## Task to carry out
Gather, from the data below, each line in which the word "content" occurs.

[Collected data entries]

☆ ☆ ☆ ☆ ☆

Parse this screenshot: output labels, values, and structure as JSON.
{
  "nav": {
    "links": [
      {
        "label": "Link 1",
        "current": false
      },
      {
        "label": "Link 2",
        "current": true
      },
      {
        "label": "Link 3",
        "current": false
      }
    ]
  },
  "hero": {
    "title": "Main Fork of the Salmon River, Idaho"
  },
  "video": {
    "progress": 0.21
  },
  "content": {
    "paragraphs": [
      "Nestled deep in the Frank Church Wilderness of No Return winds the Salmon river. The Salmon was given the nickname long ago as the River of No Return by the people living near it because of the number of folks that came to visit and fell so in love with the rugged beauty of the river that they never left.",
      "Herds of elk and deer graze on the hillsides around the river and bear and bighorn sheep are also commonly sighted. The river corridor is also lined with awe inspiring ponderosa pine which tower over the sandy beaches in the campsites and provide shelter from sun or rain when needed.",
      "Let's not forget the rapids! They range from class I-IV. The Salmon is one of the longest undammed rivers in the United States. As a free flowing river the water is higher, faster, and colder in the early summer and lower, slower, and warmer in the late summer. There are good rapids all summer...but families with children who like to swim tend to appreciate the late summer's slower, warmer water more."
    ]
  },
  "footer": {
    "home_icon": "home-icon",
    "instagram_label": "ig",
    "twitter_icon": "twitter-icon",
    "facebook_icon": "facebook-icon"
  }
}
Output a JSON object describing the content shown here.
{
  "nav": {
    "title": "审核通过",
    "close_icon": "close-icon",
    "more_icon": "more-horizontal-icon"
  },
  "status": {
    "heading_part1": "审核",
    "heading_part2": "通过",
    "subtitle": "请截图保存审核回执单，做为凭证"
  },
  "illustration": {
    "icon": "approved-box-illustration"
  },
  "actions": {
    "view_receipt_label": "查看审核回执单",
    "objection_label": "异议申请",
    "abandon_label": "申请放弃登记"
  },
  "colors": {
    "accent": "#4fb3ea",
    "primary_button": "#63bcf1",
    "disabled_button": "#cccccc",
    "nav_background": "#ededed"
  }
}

☆ ☆ ☆ ☆ ☆

## Finished answer
  "content": {
Output a JSON object describing the content shown here.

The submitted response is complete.